— Task details —
Omit every picture and write out the rest of the records exactly.

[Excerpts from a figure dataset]
<<<<

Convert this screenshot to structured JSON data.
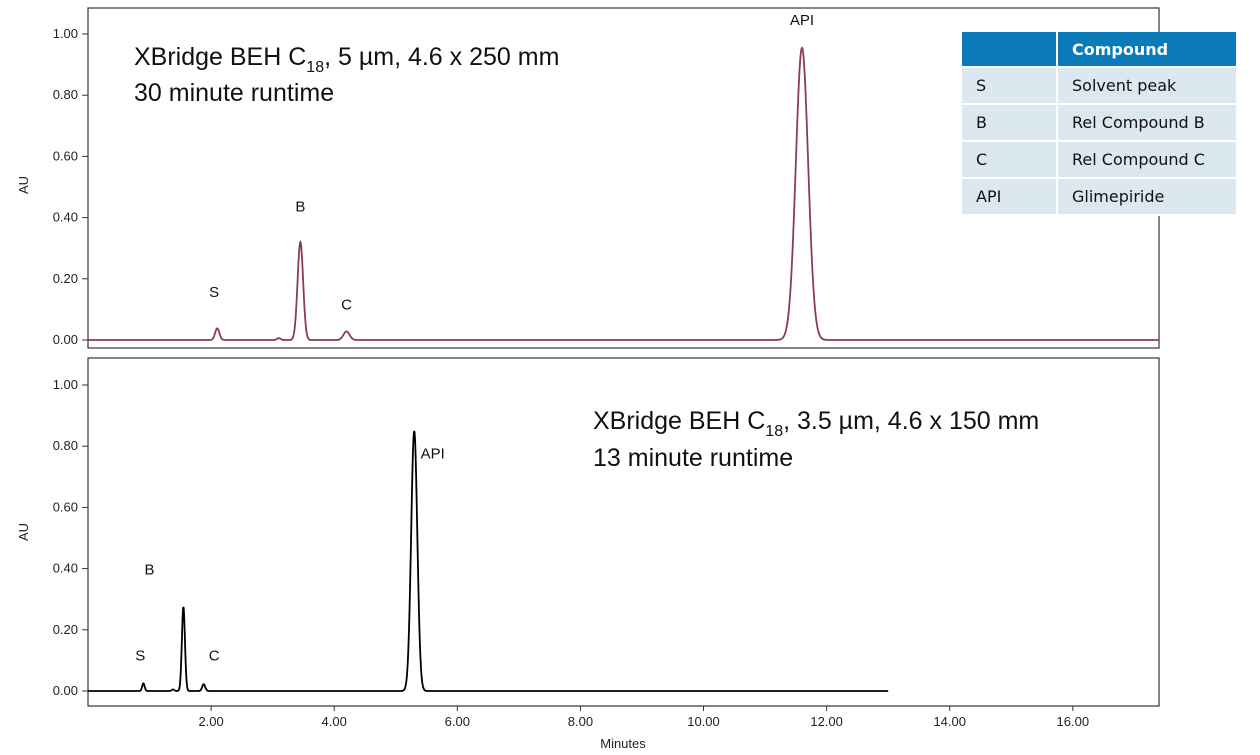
{
  "chart_data": [
    {
      "type": "line",
      "annotation_line1": "XBridge BEH C",
      "annotation_sub": "18",
      "annotation_line1_rest": ", 5 µm, 4.6 x 250 mm",
      "annotation_line2": "30 minute runtime",
      "ylabel": "AU",
      "xlabel": "",
      "xlim": [
        0,
        17.4
      ],
      "ylim": [
        -0.02,
        1.08
      ],
      "yticks": [
        "0.00",
        "0.20",
        "0.40",
        "0.60",
        "0.80",
        "1.00"
      ],
      "ytick_values": [
        0,
        0.2,
        0.4,
        0.6,
        0.8,
        1.0
      ],
      "line_color": "#8a3a5c",
      "trace_end": 17.4,
      "peaks": [
        {
          "label": "S",
          "x": 2.1,
          "height": 0.038,
          "width": 0.035
        },
        {
          "label": "",
          "x": 3.1,
          "height": 0.006,
          "width": 0.03
        },
        {
          "label": "B",
          "x": 3.45,
          "height": 0.32,
          "width": 0.045
        },
        {
          "label": "C",
          "x": 4.2,
          "height": 0.028,
          "width": 0.05
        },
        {
          "label": "API",
          "x": 11.6,
          "height": 0.955,
          "width": 0.1
        }
      ],
      "label_positions": [
        {
          "label": "S",
          "x": 2.05,
          "y": 0.14
        },
        {
          "label": "B",
          "x": 3.45,
          "y": 0.42
        },
        {
          "label": "C",
          "x": 4.2,
          "y": 0.1
        },
        {
          "label": "API",
          "x": 11.6,
          "y": 1.03
        }
      ]
    },
    {
      "type": "line",
      "annotation_line1": "XBridge BEH C",
      "annotation_sub": "18",
      "annotation_line1_rest": ", 3.5 µm, 4.6 x 150 mm",
      "annotation_line2": "13 minute runtime",
      "ylabel": "AU",
      "xlabel": "Minutes",
      "xlim": [
        0,
        17.4
      ],
      "ylim": [
        -0.02,
        1.08
      ],
      "xticks": [
        "2.00",
        "4.00",
        "6.00",
        "8.00",
        "10.00",
        "12.00",
        "14.00",
        "16.00"
      ],
      "xtick_values": [
        2,
        4,
        6,
        8,
        10,
        12,
        14,
        16
      ],
      "yticks": [
        "0.00",
        "0.20",
        "0.40",
        "0.60",
        "0.80",
        "1.00"
      ],
      "ytick_values": [
        0,
        0.2,
        0.4,
        0.6,
        0.8,
        1.0
      ],
      "line_color": "#000000",
      "trace_end": 13.0,
      "peaks": [
        {
          "label": "S",
          "x": 0.9,
          "height": 0.025,
          "width": 0.02
        },
        {
          "label": "",
          "x": 1.38,
          "height": 0.005,
          "width": 0.02
        },
        {
          "label": "B",
          "x": 1.55,
          "height": 0.275,
          "width": 0.025
        },
        {
          "label": "C",
          "x": 1.88,
          "height": 0.022,
          "width": 0.025
        },
        {
          "label": "API",
          "x": 5.3,
          "height": 0.85,
          "width": 0.05
        }
      ],
      "label_positions": [
        {
          "label": "S",
          "x": 0.85,
          "y": 0.1
        },
        {
          "label": "B",
          "x": 1.0,
          "y": 0.38
        },
        {
          "label": "C",
          "x": 2.05,
          "y": 0.1
        },
        {
          "label": "API",
          "x": 5.6,
          "y": 0.76
        }
      ]
    }
  ],
  "legend_table": {
    "header": [
      "",
      "Compound"
    ],
    "rows": [
      [
        "S",
        "Solvent peak"
      ],
      [
        "B",
        "Rel Compound B"
      ],
      [
        "C",
        "Rel Compound C"
      ],
      [
        "API",
        "Glimepiride"
      ]
    ]
  }
}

>>>>

— The completed task —
Convert this screenshot to structured JSON data.
{
  "chart_data": [
    {
      "type": "line",
      "annotation_line1": "XBridge BEH C",
      "annotation_sub": "18",
      "annotation_line1_rest": ", 5 µm, 4.6 x 250 mm",
      "annotation_line2": "30 minute runtime",
      "ylabel": "AU",
      "xlabel": "",
      "xlim": [
        0,
        17.4
      ],
      "ylim": [
        -0.02,
        1.08
      ],
      "yticks": [
        "0.00",
        "0.20",
        "0.40",
        "0.60",
        "0.80",
        "1.00"
      ],
      "ytick_values": [
        0,
        0.2,
        0.4,
        0.6,
        0.8,
        1.0
      ],
      "line_color": "#8a3a5c",
      "trace_end": 17.4,
      "peaks": [
        {
          "label": "S",
          "x": 2.1,
          "height": 0.038,
          "width": 0.035
        },
        {
          "label": "",
          "x": 3.1,
          "height": 0.006,
          "width": 0.03
        },
        {
          "label": "B",
          "x": 3.45,
          "height": 0.32,
          "width": 0.045
        },
        {
          "label": "C",
          "x": 4.2,
          "height": 0.028,
          "width": 0.05
        },
        {
          "label": "API",
          "x": 11.6,
          "height": 0.955,
          "width": 0.1
        }
      ],
      "label_positions": [
        {
          "label": "S",
          "x": 2.05,
          "y": 0.14
        },
        {
          "label": "B",
          "x": 3.45,
          "y": 0.42
        },
        {
          "label": "C",
          "x": 4.2,
          "y": 0.1
        },
        {
          "label": "API",
          "x": 11.6,
          "y": 1.03
        }
      ]
    },
    {
      "type": "line",
      "annotation_line1": "XBridge BEH C",
      "annotation_sub": "18",
      "annotation_line1_rest": ", 3.5 µm, 4.6 x 150 mm",
      "annotation_line2": "13 minute runtime",
      "ylabel": "AU",
      "xlabel": "Minutes",
      "xlim": [
        0,
        17.4
      ],
      "ylim": [
        -0.02,
        1.08
      ],
      "xticks": [
        "2.00",
        "4.00",
        "6.00",
        "8.00",
        "10.00",
        "12.00",
        "14.00",
        "16.00"
      ],
      "xtick_values": [
        2,
        4,
        6,
        8,
        10,
        12,
        14,
        16
      ],
      "yticks": [
        "0.00",
        "0.20",
        "0.40",
        "0.60",
        "0.80",
        "1.00"
      ],
      "ytick_values": [
        0,
        0.2,
        0.4,
        0.6,
        0.8,
        1.0
      ],
      "line_color": "#000000",
      "trace_end": 13.0,
      "peaks": [
        {
          "label": "S",
          "x": 0.9,
          "height": 0.025,
          "width": 0.02
        },
        {
          "label": "",
          "x": 1.38,
          "height": 0.005,
          "width": 0.02
        },
        {
          "label": "B",
          "x": 1.55,
          "height": 0.275,
          "width": 0.025
        },
        {
          "label": "C",
          "x": 1.88,
          "height": 0.022,
          "width": 0.025
        },
        {
          "label": "API",
          "x": 5.3,
          "height": 0.85,
          "width": 0.05
        }
      ],
      "label_positions": [
        {
          "label": "S",
          "x": 0.85,
          "y": 0.1
        },
        {
          "label": "B",
          "x": 1.0,
          "y": 0.38
        },
        {
          "label": "C",
          "x": 2.05,
          "y": 0.1
        },
        {
          "label": "API",
          "x": 5.6,
          "y": 0.76
        }
      ]
    }
  ],
  "legend_table": {
    "header": [
      "",
      "Compound"
    ],
    "rows": [
      [
        "S",
        "Solvent peak"
      ],
      [
        "B",
        "Rel Compound B"
      ],
      [
        "C",
        "Rel Compound C"
      ],
      [
        "API",
        "Glimepiride"
      ]
    ]
  }
}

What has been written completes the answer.